(Items listed in a dataset)
○ ○ ○ ○ ○ ○ ○

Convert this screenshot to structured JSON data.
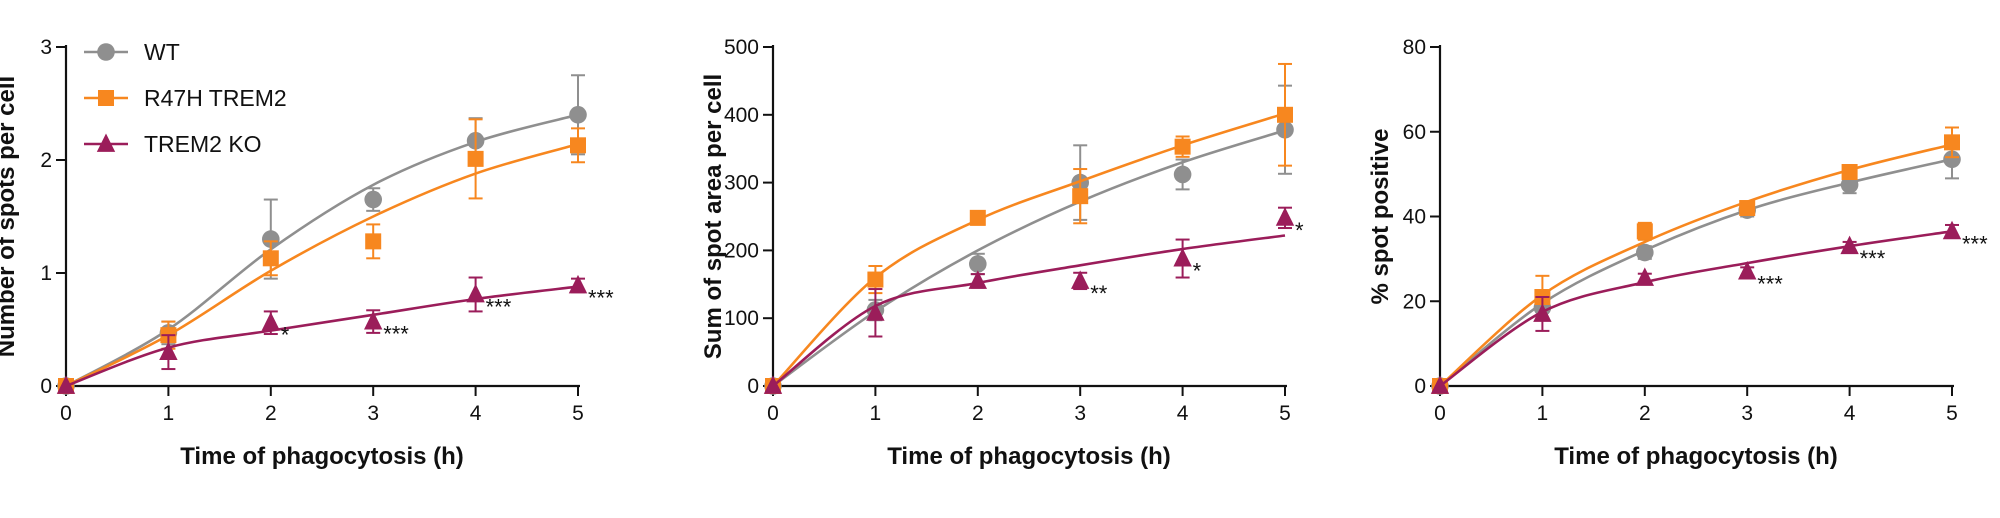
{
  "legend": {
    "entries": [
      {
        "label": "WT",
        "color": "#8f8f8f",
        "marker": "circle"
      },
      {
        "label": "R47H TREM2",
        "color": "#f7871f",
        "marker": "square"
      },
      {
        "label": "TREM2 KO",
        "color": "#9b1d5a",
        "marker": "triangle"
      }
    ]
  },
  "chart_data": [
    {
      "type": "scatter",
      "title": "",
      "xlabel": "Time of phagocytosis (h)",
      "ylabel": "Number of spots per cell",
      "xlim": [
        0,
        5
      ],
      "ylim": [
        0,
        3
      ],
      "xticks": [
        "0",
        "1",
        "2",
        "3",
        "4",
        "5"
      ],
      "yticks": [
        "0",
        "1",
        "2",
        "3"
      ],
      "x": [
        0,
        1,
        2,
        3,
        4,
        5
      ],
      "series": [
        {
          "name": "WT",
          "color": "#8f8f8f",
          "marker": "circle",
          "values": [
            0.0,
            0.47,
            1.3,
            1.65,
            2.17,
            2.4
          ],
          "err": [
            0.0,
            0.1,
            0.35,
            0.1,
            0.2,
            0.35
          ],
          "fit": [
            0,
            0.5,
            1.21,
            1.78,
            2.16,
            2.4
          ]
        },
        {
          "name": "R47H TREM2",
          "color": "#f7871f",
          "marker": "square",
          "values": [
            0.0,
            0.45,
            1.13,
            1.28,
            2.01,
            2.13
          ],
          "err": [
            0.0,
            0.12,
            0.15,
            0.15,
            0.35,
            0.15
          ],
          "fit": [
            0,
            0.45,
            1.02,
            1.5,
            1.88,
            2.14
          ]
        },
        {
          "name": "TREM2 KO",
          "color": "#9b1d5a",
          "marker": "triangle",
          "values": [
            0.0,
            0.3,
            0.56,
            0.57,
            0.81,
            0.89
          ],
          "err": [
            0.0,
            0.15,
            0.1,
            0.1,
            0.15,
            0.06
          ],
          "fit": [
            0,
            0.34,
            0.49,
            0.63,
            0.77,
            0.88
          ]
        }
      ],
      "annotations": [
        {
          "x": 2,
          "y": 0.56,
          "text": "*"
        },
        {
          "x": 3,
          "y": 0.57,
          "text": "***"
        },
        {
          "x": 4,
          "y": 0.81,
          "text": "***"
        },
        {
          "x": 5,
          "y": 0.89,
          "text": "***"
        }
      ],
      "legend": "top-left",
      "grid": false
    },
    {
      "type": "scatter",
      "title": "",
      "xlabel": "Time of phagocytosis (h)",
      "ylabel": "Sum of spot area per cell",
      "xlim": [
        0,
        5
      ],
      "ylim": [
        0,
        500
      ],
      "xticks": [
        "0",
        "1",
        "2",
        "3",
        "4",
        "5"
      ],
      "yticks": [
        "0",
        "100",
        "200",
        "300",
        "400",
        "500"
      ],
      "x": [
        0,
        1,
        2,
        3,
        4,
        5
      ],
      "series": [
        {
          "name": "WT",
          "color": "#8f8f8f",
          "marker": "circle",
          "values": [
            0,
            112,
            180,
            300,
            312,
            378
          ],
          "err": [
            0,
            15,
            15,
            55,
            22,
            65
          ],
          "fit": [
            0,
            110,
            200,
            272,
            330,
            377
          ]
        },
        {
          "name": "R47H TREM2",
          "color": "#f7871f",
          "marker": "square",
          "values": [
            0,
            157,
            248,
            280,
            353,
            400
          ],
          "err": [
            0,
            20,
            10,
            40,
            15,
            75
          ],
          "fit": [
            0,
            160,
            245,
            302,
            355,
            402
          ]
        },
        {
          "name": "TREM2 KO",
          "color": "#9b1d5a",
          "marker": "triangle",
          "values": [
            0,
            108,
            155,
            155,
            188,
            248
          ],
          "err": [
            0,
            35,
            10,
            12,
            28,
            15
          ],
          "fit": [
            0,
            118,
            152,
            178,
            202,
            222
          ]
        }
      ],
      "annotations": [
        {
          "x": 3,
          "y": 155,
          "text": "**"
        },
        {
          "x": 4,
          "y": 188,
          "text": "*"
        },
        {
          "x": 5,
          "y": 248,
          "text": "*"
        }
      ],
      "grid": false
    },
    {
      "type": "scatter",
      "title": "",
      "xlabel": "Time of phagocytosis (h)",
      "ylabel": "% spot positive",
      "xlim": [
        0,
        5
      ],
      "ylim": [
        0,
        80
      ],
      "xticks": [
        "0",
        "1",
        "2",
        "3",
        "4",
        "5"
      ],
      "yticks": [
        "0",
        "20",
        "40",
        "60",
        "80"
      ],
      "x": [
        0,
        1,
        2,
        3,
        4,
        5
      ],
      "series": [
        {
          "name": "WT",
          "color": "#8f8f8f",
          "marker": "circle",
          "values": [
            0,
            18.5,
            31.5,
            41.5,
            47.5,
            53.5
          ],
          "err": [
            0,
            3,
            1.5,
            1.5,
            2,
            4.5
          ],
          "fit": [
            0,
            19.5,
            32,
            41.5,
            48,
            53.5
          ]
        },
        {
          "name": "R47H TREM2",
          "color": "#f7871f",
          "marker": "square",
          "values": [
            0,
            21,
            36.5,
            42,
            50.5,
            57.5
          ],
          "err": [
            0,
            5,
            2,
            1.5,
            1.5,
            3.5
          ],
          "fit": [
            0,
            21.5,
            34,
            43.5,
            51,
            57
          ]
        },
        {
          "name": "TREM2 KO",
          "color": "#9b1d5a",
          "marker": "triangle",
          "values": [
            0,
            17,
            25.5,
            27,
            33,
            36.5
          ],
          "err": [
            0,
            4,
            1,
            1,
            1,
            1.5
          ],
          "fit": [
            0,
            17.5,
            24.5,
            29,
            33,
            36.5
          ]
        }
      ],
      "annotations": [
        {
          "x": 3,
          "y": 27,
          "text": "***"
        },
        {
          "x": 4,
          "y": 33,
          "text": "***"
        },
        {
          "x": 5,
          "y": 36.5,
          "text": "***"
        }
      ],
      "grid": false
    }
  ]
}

○ ○ ○ ○ ○ ○ ○

• Given problem
Print the whole listing above once more, word for word, without its pictures.

• Completed task
Convert this screenshot to structured JSON data.
{
  "legend": {
    "entries": [
      {
        "label": "WT",
        "color": "#8f8f8f",
        "marker": "circle"
      },
      {
        "label": "R47H TREM2",
        "color": "#f7871f",
        "marker": "square"
      },
      {
        "label": "TREM2 KO",
        "color": "#9b1d5a",
        "marker": "triangle"
      }
    ]
  },
  "chart_data": [
    {
      "type": "scatter",
      "title": "",
      "xlabel": "Time of phagocytosis (h)",
      "ylabel": "Number of spots per cell",
      "xlim": [
        0,
        5
      ],
      "ylim": [
        0,
        3
      ],
      "xticks": [
        "0",
        "1",
        "2",
        "3",
        "4",
        "5"
      ],
      "yticks": [
        "0",
        "1",
        "2",
        "3"
      ],
      "x": [
        0,
        1,
        2,
        3,
        4,
        5
      ],
      "series": [
        {
          "name": "WT",
          "color": "#8f8f8f",
          "marker": "circle",
          "values": [
            0.0,
            0.47,
            1.3,
            1.65,
            2.17,
            2.4
          ],
          "err": [
            0.0,
            0.1,
            0.35,
            0.1,
            0.2,
            0.35
          ],
          "fit": [
            0,
            0.5,
            1.21,
            1.78,
            2.16,
            2.4
          ]
        },
        {
          "name": "R47H TREM2",
          "color": "#f7871f",
          "marker": "square",
          "values": [
            0.0,
            0.45,
            1.13,
            1.28,
            2.01,
            2.13
          ],
          "err": [
            0.0,
            0.12,
            0.15,
            0.15,
            0.35,
            0.15
          ],
          "fit": [
            0,
            0.45,
            1.02,
            1.5,
            1.88,
            2.14
          ]
        },
        {
          "name": "TREM2 KO",
          "color": "#9b1d5a",
          "marker": "triangle",
          "values": [
            0.0,
            0.3,
            0.56,
            0.57,
            0.81,
            0.89
          ],
          "err": [
            0.0,
            0.15,
            0.1,
            0.1,
            0.15,
            0.06
          ],
          "fit": [
            0,
            0.34,
            0.49,
            0.63,
            0.77,
            0.88
          ]
        }
      ],
      "annotations": [
        {
          "x": 2,
          "y": 0.56,
          "text": "*"
        },
        {
          "x": 3,
          "y": 0.57,
          "text": "***"
        },
        {
          "x": 4,
          "y": 0.81,
          "text": "***"
        },
        {
          "x": 5,
          "y": 0.89,
          "text": "***"
        }
      ],
      "legend": "top-left",
      "grid": false
    },
    {
      "type": "scatter",
      "title": "",
      "xlabel": "Time of phagocytosis (h)",
      "ylabel": "Sum of spot area per cell",
      "xlim": [
        0,
        5
      ],
      "ylim": [
        0,
        500
      ],
      "xticks": [
        "0",
        "1",
        "2",
        "3",
        "4",
        "5"
      ],
      "yticks": [
        "0",
        "100",
        "200",
        "300",
        "400",
        "500"
      ],
      "x": [
        0,
        1,
        2,
        3,
        4,
        5
      ],
      "series": [
        {
          "name": "WT",
          "color": "#8f8f8f",
          "marker": "circle",
          "values": [
            0,
            112,
            180,
            300,
            312,
            378
          ],
          "err": [
            0,
            15,
            15,
            55,
            22,
            65
          ],
          "fit": [
            0,
            110,
            200,
            272,
            330,
            377
          ]
        },
        {
          "name": "R47H TREM2",
          "color": "#f7871f",
          "marker": "square",
          "values": [
            0,
            157,
            248,
            280,
            353,
            400
          ],
          "err": [
            0,
            20,
            10,
            40,
            15,
            75
          ],
          "fit": [
            0,
            160,
            245,
            302,
            355,
            402
          ]
        },
        {
          "name": "TREM2 KO",
          "color": "#9b1d5a",
          "marker": "triangle",
          "values": [
            0,
            108,
            155,
            155,
            188,
            248
          ],
          "err": [
            0,
            35,
            10,
            12,
            28,
            15
          ],
          "fit": [
            0,
            118,
            152,
            178,
            202,
            222
          ]
        }
      ],
      "annotations": [
        {
          "x": 3,
          "y": 155,
          "text": "**"
        },
        {
          "x": 4,
          "y": 188,
          "text": "*"
        },
        {
          "x": 5,
          "y": 248,
          "text": "*"
        }
      ],
      "grid": false
    },
    {
      "type": "scatter",
      "title": "",
      "xlabel": "Time of phagocytosis (h)",
      "ylabel": "% spot positive",
      "xlim": [
        0,
        5
      ],
      "ylim": [
        0,
        80
      ],
      "xticks": [
        "0",
        "1",
        "2",
        "3",
        "4",
        "5"
      ],
      "yticks": [
        "0",
        "20",
        "40",
        "60",
        "80"
      ],
      "x": [
        0,
        1,
        2,
        3,
        4,
        5
      ],
      "series": [
        {
          "name": "WT",
          "color": "#8f8f8f",
          "marker": "circle",
          "values": [
            0,
            18.5,
            31.5,
            41.5,
            47.5,
            53.5
          ],
          "err": [
            0,
            3,
            1.5,
            1.5,
            2,
            4.5
          ],
          "fit": [
            0,
            19.5,
            32,
            41.5,
            48,
            53.5
          ]
        },
        {
          "name": "R47H TREM2",
          "color": "#f7871f",
          "marker": "square",
          "values": [
            0,
            21,
            36.5,
            42,
            50.5,
            57.5
          ],
          "err": [
            0,
            5,
            2,
            1.5,
            1.5,
            3.5
          ],
          "fit": [
            0,
            21.5,
            34,
            43.5,
            51,
            57
          ]
        },
        {
          "name": "TREM2 KO",
          "color": "#9b1d5a",
          "marker": "triangle",
          "values": [
            0,
            17,
            25.5,
            27,
            33,
            36.5
          ],
          "err": [
            0,
            4,
            1,
            1,
            1,
            1.5
          ],
          "fit": [
            0,
            17.5,
            24.5,
            29,
            33,
            36.5
          ]
        }
      ],
      "annotations": [
        {
          "x": 3,
          "y": 27,
          "text": "***"
        },
        {
          "x": 4,
          "y": 33,
          "text": "***"
        },
        {
          "x": 5,
          "y": 36.5,
          "text": "***"
        }
      ],
      "grid": false
    }
  ]
}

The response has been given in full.